- _STATED PROBLEM_:
Transcribe each line of the records below exactly, excluding any embedded images.

Items from a dataset
===============
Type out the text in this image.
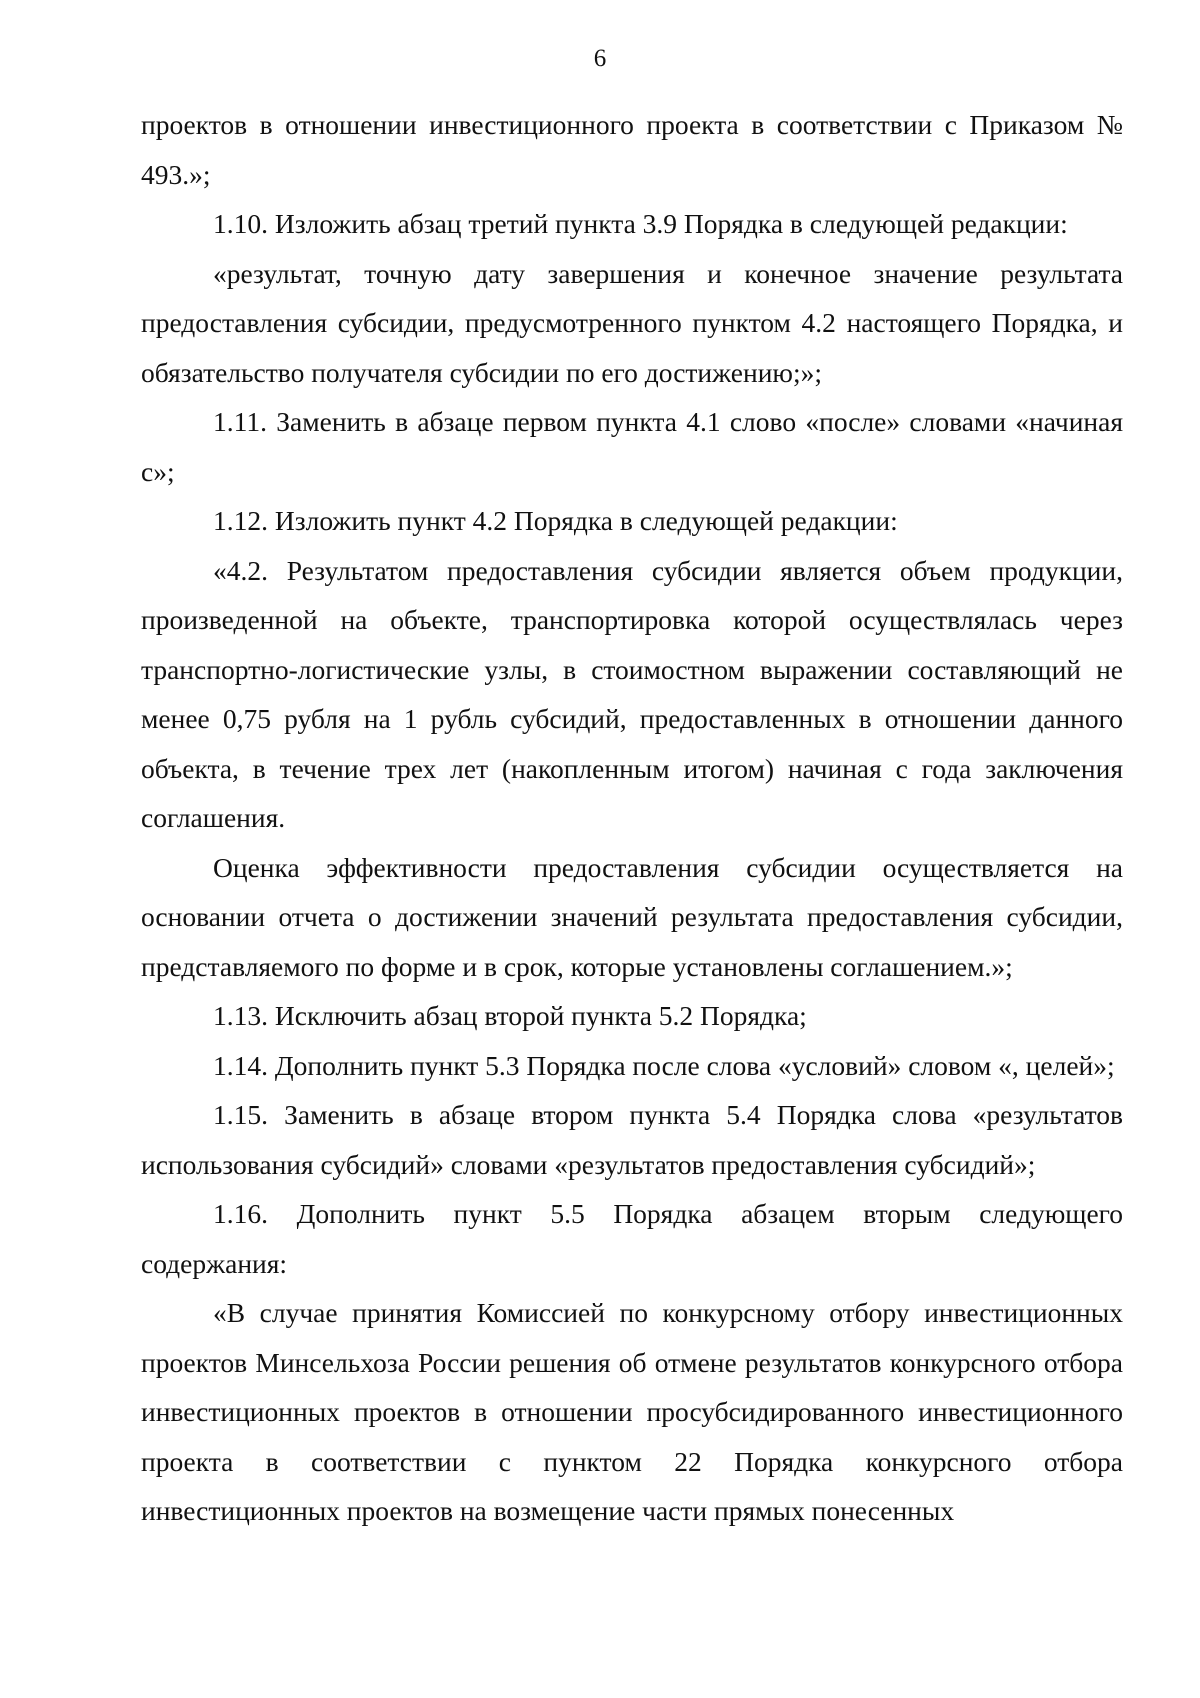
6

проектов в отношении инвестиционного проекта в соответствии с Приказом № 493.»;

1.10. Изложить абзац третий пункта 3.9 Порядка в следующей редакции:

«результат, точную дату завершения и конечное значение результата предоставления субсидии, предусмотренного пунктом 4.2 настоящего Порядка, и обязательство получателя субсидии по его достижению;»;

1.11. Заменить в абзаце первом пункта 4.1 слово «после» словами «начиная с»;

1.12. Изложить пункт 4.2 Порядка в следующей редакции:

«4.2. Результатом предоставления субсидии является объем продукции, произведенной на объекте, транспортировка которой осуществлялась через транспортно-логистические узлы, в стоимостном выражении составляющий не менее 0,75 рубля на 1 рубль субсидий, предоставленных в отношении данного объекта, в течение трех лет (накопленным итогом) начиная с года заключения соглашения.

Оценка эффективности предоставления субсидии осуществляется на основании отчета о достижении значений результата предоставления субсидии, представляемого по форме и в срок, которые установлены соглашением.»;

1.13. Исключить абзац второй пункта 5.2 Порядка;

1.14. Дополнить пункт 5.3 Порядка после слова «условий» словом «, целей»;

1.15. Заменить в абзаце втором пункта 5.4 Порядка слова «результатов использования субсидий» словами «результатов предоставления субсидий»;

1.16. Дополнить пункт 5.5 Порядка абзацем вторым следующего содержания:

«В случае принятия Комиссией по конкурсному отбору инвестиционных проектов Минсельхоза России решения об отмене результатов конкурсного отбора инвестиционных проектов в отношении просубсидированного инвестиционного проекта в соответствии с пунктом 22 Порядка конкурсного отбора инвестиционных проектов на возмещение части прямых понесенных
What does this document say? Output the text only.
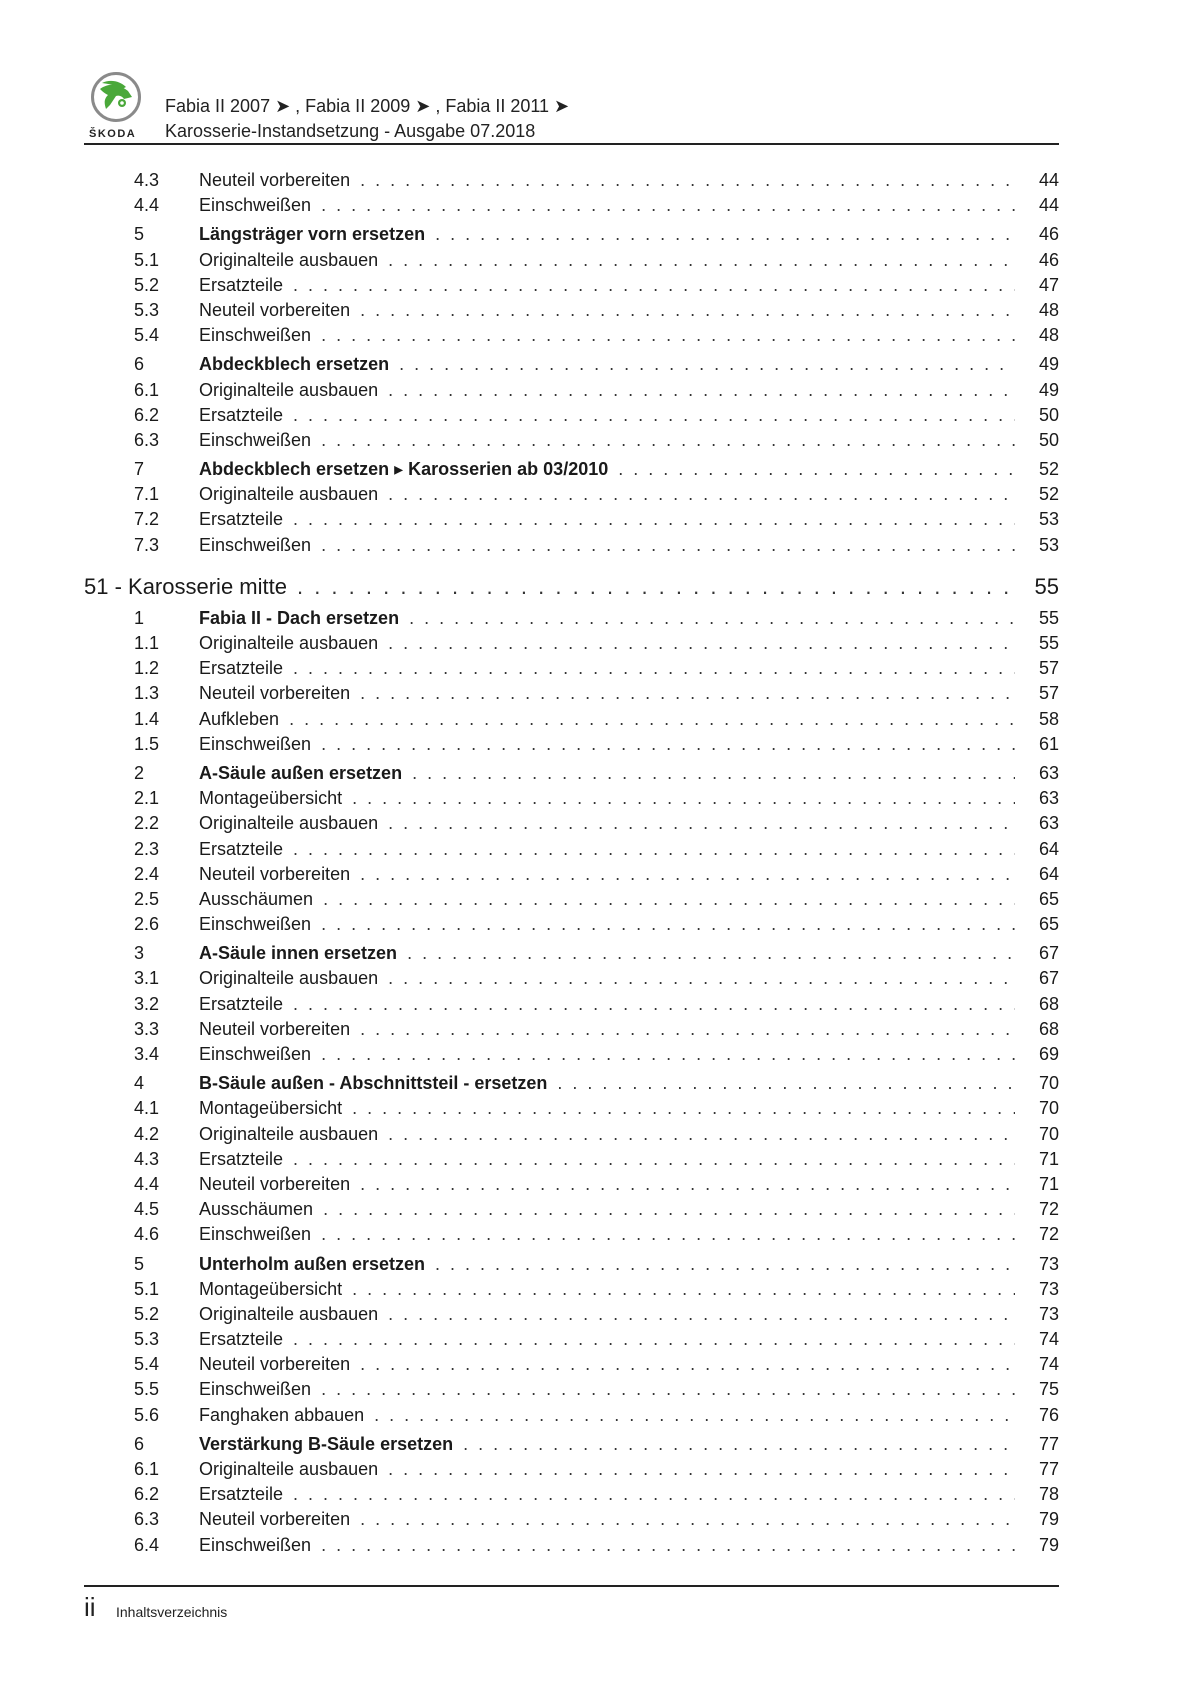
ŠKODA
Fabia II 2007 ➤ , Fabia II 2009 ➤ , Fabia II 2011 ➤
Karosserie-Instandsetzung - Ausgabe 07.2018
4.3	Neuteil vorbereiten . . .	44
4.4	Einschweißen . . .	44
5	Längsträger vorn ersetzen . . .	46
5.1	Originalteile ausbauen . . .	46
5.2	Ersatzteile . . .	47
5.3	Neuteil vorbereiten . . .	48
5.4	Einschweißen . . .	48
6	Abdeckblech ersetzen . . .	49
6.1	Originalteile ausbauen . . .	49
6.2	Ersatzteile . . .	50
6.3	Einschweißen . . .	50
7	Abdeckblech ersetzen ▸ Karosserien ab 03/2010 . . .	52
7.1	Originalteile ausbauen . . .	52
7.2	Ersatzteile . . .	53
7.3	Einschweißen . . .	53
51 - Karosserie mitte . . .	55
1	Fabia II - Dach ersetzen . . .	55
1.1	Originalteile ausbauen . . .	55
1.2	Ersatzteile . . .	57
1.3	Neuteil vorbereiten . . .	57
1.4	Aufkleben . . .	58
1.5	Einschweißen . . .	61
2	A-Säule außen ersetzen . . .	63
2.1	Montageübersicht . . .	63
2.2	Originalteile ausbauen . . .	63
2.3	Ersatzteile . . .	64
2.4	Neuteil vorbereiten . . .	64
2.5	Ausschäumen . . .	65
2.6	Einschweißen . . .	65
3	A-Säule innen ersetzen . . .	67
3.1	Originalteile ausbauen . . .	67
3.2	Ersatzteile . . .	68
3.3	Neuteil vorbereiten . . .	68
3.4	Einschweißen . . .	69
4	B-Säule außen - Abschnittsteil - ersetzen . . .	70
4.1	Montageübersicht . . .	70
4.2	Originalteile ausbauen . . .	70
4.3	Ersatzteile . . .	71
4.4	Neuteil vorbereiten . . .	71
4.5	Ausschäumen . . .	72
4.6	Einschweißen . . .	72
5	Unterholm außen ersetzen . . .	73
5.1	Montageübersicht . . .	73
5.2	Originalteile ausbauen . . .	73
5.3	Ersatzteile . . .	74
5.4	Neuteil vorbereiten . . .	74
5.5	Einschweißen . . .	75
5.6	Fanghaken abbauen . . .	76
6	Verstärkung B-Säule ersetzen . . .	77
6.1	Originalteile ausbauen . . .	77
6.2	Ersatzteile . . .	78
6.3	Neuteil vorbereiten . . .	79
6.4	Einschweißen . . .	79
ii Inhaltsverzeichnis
===============
- _FULL ANSWER_:
Type out the text in this image.
6

проектов в отношении инвестиционного проекта в соответствии с Приказом № 493.»;

1.10. Изложить абзац третий пункта 3.9 Порядка в следующей редакции:

«результат, точную дату завершения и конечное значение результата предоставления субсидии, предусмотренного пунктом 4.2 настоящего Порядка, и обязательство получателя субсидии по его достижению;»;

1.11. Заменить в абзаце первом пункта 4.1 слово «после» словами «начиная с»;

1.12. Изложить пункт 4.2 Порядка в следующей редакции:

«4.2. Результатом предоставления субсидии является объем продукции, произведенной на объекте, транспортировка которой осуществлялась через транспортно-логистические узлы, в стоимостном выражении составляющий не менее 0,75 рубля на 1 рубль субсидий, предоставленных в отношении данного объекта, в течение трех лет (накопленным итогом) начиная с года заключения соглашения.

Оценка эффективности предоставления субсидии осуществляется на основании отчета о достижении значений результата предоставления субсидии, представляемого по форме и в срок, которые установлены соглашением.»;

1.13. Исключить абзац второй пункта 5.2 Порядка;

1.14. Дополнить пункт 5.3 Порядка после слова «условий» словом «, целей»;

1.15. Заменить в абзаце втором пункта 5.4 Порядка слова «результатов использования субсидий» словами «результатов предоставления субсидий»;

1.16. Дополнить пункт 5.5 Порядка абзацем вторым следующего содержания:

«В случае принятия Комиссией по конкурсному отбору инвестиционных проектов Минсельхоза России решения об отмене результатов конкурсного отбора инвестиционных проектов в отношении просубсидированного инвестиционного проекта в соответствии с пунктом 22 Порядка конкурсного отбора инвестиционных проектов на возмещение части прямых понесенных
What does this document say? Output the text only.
ŠKODA
Fabia II 2007 ➤ , Fabia II 2009 ➤ , Fabia II 2011 ➤
Karosserie-Instandsetzung - Ausgabe 07.2018
4.3	Neuteil vorbereiten . . .	44
4.4	Einschweißen . . .	44
5	Längsträger vorn ersetzen . . .	46
5.1	Originalteile ausbauen . . .	46
5.2	Ersatzteile . . .	47
5.3	Neuteil vorbereiten . . .	48
5.4	Einschweißen . . .	48
6	Abdeckblech ersetzen . . .	49
6.1	Originalteile ausbauen . . .	49
6.2	Ersatzteile . . .	50
6.3	Einschweißen . . .	50
7	Abdeckblech ersetzen ▸ Karosserien ab 03/2010 . . .	52
7.1	Originalteile ausbauen . . .	52
7.2	Ersatzteile . . .	53
7.3	Einschweißen . . .	53
51 - Karosserie mitte . . .	55
1	Fabia II - Dach ersetzen . . .	55
1.1	Originalteile ausbauen . . .	55
1.2	Ersatzteile . . .	57
1.3	Neuteil vorbereiten . . .	57
1.4	Aufkleben . . .	58
1.5	Einschweißen . . .	61
2	A-Säule außen ersetzen . . .	63
2.1	Montageübersicht . . .	63
2.2	Originalteile ausbauen . . .	63
2.3	Ersatzteile . . .	64
2.4	Neuteil vorbereiten . . .	64
2.5	Ausschäumen . . .	65
2.6	Einschweißen . . .	65
3	A-Säule innen ersetzen . . .	67
3.1	Originalteile ausbauen . . .	67
3.2	Ersatzteile . . .	68
3.3	Neuteil vorbereiten . . .	68
3.4	Einschweißen . . .	69
4	B-Säule außen - Abschnittsteil - ersetzen . . .	70
4.1	Montageübersicht . . .	70
4.2	Originalteile ausbauen . . .	70
4.3	Ersatzteile . . .	71
4.4	Neuteil vorbereiten . . .	71
4.5	Ausschäumen . . .	72
4.6	Einschweißen . . .	72
5	Unterholm außen ersetzen . . .	73
5.1	Montageübersicht . . .	73
5.2	Originalteile ausbauen . . .	73
5.3	Ersatzteile . . .	74
5.4	Neuteil vorbereiten . . .	74
5.5	Einschweißen . . .	75
5.6	Fanghaken abbauen . . .	76
6	Verstärkung B-Säule ersetzen . . .	77
6.1	Originalteile ausbauen . . .	77
6.2	Ersatzteile . . .	78
6.3	Neuteil vorbereiten . . .	79
6.4	Einschweißen . . .	79
ii Inhaltsverzeichnis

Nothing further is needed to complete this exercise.